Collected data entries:

[Start]

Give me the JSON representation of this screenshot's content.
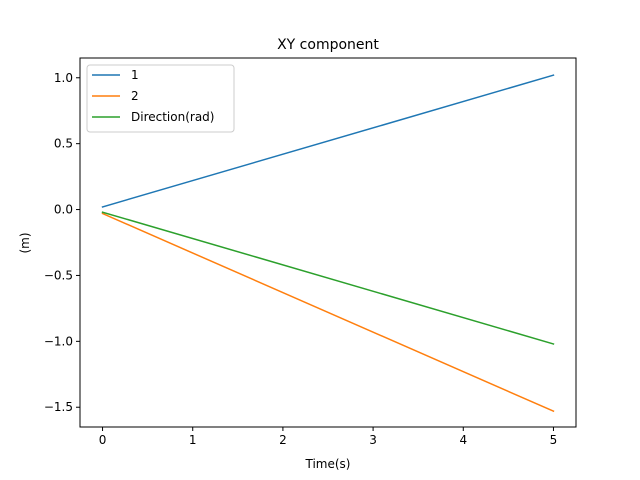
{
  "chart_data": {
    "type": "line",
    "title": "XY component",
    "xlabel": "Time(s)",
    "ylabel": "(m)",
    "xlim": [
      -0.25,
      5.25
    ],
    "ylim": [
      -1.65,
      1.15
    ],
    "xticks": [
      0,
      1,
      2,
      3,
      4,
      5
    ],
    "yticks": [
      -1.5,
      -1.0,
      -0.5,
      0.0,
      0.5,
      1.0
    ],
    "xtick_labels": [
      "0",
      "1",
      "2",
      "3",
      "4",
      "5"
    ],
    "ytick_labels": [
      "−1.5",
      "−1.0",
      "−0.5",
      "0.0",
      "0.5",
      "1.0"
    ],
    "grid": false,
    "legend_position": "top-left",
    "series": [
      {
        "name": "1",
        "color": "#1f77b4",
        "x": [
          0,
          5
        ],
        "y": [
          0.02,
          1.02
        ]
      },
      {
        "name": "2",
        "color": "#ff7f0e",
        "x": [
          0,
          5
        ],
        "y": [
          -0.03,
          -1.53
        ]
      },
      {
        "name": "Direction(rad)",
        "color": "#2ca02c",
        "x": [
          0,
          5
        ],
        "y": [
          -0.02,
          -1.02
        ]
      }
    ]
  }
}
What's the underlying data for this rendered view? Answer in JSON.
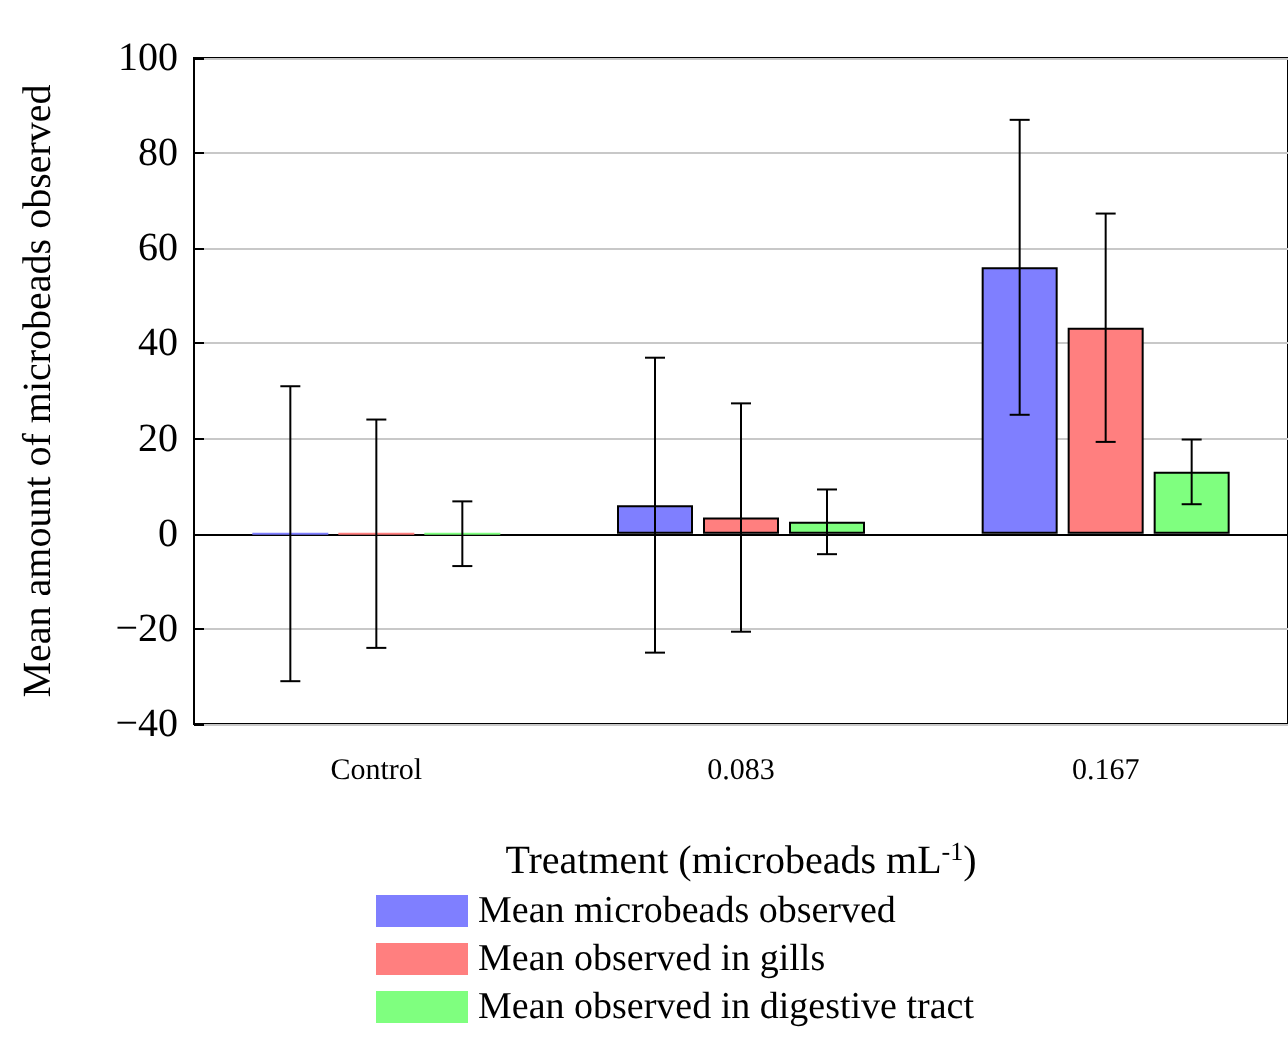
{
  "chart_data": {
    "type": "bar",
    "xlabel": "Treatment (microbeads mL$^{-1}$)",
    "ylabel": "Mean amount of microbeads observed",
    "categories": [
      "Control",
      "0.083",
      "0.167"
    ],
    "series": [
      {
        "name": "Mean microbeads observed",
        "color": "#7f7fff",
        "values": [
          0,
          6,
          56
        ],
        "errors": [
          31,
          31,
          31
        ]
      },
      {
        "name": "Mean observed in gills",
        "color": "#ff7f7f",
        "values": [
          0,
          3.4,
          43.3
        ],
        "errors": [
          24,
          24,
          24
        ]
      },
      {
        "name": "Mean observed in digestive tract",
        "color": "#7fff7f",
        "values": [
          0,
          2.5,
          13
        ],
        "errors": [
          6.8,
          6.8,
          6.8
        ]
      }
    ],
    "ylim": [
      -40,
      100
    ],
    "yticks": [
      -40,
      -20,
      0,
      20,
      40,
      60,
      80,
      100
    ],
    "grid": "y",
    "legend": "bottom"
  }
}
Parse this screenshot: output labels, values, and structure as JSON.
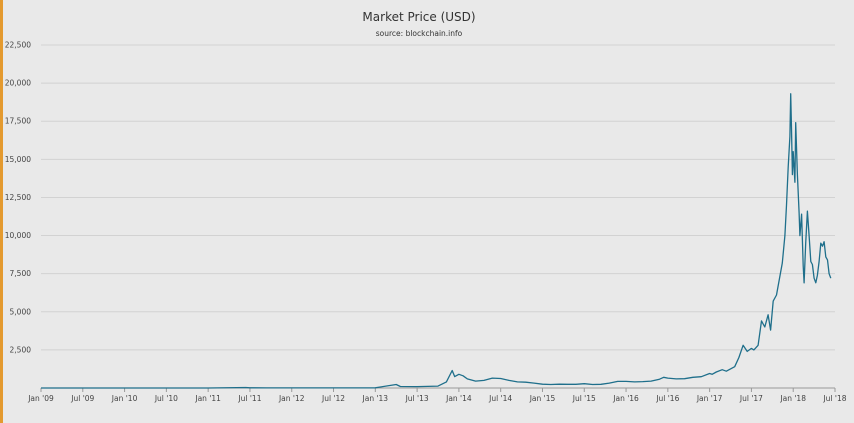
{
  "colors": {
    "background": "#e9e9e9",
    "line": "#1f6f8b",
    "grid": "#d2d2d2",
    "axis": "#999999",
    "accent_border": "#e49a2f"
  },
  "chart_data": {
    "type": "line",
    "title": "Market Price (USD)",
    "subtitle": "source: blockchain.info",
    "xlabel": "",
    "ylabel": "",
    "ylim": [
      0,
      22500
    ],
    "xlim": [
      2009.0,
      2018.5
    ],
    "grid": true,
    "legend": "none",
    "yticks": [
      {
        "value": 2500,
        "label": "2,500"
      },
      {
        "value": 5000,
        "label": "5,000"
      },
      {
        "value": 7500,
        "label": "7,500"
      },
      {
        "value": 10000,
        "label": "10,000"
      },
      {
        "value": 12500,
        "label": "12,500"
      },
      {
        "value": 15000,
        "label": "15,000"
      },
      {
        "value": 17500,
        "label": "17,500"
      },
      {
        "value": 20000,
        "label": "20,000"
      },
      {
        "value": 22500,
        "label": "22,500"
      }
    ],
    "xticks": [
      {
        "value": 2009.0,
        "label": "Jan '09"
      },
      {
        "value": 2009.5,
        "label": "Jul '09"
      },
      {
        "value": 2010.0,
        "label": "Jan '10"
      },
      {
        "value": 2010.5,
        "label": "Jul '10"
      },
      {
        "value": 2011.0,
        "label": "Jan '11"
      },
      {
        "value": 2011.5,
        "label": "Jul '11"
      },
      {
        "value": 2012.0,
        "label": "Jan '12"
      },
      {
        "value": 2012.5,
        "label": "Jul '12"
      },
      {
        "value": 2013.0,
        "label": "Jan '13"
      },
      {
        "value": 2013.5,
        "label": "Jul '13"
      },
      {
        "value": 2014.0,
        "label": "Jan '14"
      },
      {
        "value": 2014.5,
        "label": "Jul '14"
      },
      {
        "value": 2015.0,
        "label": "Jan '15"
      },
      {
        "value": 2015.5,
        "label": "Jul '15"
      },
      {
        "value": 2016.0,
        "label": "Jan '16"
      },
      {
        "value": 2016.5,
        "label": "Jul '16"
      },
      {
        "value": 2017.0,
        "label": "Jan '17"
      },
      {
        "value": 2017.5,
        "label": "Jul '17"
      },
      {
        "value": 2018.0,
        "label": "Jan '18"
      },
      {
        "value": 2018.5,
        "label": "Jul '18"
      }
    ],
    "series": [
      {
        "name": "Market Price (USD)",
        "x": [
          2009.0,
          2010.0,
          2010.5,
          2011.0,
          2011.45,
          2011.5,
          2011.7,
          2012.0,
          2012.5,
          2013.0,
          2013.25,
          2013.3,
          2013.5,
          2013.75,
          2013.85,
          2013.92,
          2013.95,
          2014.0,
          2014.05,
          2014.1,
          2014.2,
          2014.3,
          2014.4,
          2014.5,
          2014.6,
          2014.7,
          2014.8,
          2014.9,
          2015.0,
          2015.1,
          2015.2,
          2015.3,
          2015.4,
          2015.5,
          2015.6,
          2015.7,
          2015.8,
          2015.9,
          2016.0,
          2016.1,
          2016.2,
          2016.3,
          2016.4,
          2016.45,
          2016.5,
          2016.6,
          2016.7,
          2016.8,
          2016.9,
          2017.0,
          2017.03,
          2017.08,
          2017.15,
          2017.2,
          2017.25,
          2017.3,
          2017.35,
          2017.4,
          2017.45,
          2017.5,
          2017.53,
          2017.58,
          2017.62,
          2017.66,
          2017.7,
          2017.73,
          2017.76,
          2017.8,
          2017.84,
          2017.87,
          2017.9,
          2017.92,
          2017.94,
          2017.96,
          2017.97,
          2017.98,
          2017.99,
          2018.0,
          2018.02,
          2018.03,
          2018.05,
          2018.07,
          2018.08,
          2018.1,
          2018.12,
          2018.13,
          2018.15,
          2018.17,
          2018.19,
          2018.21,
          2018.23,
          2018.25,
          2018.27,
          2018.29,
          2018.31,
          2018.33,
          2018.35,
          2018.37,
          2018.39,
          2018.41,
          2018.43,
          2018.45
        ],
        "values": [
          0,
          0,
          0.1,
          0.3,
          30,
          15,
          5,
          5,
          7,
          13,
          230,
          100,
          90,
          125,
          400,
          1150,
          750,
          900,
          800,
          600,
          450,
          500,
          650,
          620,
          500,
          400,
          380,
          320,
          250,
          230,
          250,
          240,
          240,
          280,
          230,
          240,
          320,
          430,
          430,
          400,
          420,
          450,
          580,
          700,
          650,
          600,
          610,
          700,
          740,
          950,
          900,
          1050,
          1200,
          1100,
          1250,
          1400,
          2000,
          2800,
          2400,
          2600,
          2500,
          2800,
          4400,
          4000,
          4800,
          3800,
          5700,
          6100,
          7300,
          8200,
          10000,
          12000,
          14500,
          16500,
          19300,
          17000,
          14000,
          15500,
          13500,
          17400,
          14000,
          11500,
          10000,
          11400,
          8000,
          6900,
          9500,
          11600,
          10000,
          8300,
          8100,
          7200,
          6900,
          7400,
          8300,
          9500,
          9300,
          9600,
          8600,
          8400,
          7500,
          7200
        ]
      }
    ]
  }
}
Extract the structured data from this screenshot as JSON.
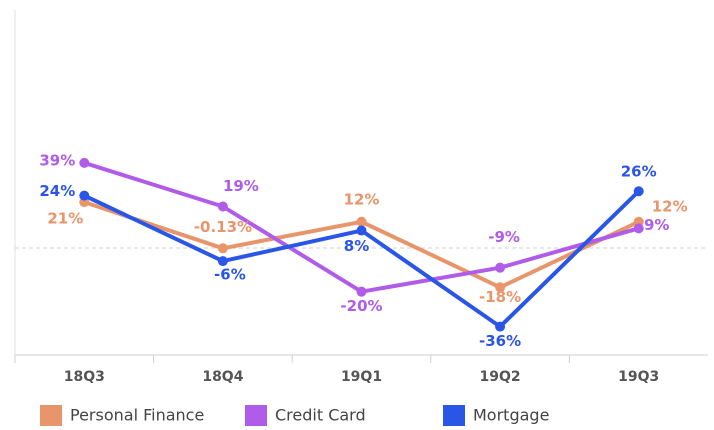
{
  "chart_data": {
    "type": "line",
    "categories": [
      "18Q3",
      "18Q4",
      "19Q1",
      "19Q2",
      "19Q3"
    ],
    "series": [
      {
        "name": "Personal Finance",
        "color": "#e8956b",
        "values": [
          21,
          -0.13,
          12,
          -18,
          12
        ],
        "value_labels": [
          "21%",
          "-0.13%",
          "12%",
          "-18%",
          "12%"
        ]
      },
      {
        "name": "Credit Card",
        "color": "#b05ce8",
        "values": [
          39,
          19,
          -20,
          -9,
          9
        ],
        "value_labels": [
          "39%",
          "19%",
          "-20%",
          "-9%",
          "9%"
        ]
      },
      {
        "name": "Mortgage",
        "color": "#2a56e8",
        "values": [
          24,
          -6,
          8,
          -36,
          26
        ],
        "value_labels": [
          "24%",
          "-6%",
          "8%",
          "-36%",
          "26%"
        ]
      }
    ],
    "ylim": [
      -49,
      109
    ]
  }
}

[End]

-- Problem to work on --
In the entries above, count each line with "Price"; reply with the total only.

-- Output below --
2